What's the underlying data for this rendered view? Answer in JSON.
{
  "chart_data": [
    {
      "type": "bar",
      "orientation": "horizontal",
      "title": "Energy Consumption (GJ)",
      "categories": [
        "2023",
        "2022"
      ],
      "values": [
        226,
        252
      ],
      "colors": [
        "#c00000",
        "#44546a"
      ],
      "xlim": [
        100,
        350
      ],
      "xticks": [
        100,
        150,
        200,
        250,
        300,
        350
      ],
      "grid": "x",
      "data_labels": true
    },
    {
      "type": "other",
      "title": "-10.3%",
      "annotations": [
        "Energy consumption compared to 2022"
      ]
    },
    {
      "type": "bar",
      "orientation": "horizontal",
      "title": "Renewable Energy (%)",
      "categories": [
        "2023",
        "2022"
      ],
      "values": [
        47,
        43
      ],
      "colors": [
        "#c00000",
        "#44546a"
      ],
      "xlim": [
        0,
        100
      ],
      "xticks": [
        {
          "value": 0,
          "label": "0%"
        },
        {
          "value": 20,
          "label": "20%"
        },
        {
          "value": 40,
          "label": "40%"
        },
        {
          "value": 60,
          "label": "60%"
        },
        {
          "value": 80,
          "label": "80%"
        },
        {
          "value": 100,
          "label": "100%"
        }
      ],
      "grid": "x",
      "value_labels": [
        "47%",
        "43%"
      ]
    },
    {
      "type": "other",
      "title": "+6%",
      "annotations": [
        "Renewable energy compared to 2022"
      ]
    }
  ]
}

——

### INSTRUCTIONS TO FOLLOW
Reproduce the entries above exactly.

### ANSWER TO THE TASK
What's the underlying data for this rendered view? Answer in JSON.
{
  "chart_data": [
    {
      "type": "bar",
      "orientation": "horizontal",
      "title": "Energy Consumption (GJ)",
      "categories": [
        "2023",
        "2022"
      ],
      "values": [
        226,
        252
      ],
      "colors": [
        "#c00000",
        "#44546a"
      ],
      "xlim": [
        100,
        350
      ],
      "xticks": [
        100,
        150,
        200,
        250,
        300,
        350
      ],
      "grid": "x",
      "data_labels": true
    },
    {
      "type": "other",
      "title": "-10.3%",
      "annotations": [
        "Energy consumption compared to 2022"
      ]
    },
    {
      "type": "bar",
      "orientation": "horizontal",
      "title": "Renewable Energy (%)",
      "categories": [
        "2023",
        "2022"
      ],
      "values": [
        47,
        43
      ],
      "colors": [
        "#c00000",
        "#44546a"
      ],
      "xlim": [
        0,
        100
      ],
      "xticks": [
        {
          "value": 0,
          "label": "0%"
        },
        {
          "value": 20,
          "label": "20%"
        },
        {
          "value": 40,
          "label": "40%"
        },
        {
          "value": 60,
          "label": "60%"
        },
        {
          "value": 80,
          "label": "80%"
        },
        {
          "value": 100,
          "label": "100%"
        }
      ],
      "grid": "x",
      "value_labels": [
        "47%",
        "43%"
      ]
    },
    {
      "type": "other",
      "title": "+6%",
      "annotations": [
        "Renewable energy compared to 2022"
      ]
    }
  ]
}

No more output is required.